— Start of Source material —
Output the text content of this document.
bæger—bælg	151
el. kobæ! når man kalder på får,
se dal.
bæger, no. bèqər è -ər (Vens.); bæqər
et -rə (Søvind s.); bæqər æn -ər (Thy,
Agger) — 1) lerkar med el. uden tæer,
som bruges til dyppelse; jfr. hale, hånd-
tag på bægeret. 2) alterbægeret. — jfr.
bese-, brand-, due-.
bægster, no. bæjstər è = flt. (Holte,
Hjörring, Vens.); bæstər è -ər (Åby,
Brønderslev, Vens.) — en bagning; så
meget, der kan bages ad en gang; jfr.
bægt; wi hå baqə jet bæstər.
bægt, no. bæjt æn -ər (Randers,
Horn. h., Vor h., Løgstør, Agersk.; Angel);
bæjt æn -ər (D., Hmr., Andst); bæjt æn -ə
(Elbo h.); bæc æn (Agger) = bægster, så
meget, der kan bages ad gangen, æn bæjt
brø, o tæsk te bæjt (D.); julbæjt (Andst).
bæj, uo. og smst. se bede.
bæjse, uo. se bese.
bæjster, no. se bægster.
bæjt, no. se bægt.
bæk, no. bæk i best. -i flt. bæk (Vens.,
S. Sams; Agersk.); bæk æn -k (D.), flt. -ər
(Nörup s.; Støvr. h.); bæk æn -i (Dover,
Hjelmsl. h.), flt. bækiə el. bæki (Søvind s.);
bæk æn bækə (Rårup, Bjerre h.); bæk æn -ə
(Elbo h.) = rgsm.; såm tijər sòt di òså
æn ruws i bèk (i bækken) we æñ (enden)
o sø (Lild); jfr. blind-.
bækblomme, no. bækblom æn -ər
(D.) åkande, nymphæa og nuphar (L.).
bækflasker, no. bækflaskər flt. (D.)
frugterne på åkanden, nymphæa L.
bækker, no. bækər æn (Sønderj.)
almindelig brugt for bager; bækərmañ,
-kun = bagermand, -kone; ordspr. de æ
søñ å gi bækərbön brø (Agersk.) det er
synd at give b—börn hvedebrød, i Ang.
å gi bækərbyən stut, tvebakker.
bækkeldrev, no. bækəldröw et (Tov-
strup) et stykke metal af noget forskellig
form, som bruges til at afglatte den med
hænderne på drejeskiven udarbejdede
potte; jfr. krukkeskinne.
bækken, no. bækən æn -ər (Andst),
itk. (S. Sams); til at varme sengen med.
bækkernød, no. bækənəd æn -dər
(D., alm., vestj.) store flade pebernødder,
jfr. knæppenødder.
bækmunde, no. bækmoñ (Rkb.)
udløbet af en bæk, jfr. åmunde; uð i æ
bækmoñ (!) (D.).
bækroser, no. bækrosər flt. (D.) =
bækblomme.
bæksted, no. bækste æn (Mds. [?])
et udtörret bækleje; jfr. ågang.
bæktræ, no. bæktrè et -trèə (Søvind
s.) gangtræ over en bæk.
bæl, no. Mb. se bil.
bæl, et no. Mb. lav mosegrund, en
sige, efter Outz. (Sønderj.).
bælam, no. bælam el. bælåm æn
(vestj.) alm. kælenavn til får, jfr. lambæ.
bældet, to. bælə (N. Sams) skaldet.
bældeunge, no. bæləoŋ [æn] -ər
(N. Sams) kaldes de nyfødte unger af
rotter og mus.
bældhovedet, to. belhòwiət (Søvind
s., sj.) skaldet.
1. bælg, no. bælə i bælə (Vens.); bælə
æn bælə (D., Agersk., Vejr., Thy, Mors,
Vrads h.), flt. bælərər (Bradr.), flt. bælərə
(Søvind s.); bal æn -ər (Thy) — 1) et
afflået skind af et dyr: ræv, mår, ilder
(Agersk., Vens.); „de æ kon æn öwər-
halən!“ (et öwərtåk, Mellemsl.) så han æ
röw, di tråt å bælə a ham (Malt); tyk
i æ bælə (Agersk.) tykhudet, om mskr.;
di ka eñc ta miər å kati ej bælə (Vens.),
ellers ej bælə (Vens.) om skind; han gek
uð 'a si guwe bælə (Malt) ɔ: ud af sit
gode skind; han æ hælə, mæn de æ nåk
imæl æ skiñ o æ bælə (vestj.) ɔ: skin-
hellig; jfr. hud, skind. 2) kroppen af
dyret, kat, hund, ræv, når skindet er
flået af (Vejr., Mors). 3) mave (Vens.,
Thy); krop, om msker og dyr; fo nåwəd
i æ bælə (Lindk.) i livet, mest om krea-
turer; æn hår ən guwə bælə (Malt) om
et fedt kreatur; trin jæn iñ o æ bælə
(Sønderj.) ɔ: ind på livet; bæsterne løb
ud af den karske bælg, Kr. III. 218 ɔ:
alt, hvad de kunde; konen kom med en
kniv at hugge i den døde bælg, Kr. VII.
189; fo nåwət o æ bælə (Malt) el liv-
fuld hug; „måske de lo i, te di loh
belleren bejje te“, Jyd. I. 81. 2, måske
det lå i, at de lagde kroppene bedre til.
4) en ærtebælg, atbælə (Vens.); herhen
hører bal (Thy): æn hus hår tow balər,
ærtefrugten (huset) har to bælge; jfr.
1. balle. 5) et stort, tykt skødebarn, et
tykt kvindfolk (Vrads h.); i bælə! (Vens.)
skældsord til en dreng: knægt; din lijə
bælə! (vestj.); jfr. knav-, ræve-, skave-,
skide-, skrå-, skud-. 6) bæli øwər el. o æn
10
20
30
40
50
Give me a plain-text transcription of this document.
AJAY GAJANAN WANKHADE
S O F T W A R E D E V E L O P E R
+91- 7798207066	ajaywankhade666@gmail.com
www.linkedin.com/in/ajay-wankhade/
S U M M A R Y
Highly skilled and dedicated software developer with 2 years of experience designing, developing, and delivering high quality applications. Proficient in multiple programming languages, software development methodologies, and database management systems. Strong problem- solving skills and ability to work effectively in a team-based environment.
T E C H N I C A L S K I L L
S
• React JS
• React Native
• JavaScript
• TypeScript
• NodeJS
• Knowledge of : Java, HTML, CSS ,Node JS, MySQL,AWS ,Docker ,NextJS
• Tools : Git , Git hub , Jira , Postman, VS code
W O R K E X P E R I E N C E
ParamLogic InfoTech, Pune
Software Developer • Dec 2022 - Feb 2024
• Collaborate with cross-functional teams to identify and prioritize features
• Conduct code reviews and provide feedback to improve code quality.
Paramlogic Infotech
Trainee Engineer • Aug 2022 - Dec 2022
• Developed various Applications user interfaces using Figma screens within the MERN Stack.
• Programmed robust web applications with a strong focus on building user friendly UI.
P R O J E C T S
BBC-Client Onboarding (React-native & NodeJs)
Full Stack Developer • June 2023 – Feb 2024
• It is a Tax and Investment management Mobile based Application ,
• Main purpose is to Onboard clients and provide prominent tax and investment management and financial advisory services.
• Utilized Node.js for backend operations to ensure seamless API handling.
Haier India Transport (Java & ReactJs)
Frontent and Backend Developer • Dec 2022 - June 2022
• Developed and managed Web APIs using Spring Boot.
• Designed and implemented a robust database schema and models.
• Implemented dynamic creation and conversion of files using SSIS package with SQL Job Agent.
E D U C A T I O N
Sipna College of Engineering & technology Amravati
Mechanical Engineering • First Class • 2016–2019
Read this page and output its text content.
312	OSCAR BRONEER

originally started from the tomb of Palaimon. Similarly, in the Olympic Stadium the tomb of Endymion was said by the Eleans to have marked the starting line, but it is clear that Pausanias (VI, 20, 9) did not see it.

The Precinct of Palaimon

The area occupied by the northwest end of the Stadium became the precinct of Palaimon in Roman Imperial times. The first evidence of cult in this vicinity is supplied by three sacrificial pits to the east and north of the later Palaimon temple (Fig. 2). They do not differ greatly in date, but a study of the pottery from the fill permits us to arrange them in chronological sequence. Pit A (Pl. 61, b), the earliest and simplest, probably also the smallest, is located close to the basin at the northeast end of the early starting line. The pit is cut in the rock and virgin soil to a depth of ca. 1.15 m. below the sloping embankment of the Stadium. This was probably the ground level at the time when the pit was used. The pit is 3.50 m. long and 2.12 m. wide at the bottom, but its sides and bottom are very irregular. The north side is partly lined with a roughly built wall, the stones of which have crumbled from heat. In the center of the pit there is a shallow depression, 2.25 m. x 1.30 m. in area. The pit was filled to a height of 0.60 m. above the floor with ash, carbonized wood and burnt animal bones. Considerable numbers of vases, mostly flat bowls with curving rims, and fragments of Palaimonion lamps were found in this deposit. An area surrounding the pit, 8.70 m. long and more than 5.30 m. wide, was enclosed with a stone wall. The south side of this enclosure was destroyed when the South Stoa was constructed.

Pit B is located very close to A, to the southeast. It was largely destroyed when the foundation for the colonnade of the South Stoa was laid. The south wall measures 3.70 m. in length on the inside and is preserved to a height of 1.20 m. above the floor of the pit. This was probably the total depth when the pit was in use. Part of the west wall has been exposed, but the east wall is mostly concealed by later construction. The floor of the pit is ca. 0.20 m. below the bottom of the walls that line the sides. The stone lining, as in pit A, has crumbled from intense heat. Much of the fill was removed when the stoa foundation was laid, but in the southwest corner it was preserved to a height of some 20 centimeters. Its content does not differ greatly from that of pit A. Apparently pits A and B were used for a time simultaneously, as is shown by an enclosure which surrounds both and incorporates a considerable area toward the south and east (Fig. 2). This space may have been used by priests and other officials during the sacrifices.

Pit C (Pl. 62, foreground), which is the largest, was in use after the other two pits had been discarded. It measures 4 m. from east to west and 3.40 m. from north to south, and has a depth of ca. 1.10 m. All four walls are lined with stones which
— End of Source material —
Written task >> Copy each line above that contains the word "Agger".

Correct answer >>
Agger) — 1) lerkar med el. uden tæer,
(Elbo h.); bæc æn (Agger) = bægster, så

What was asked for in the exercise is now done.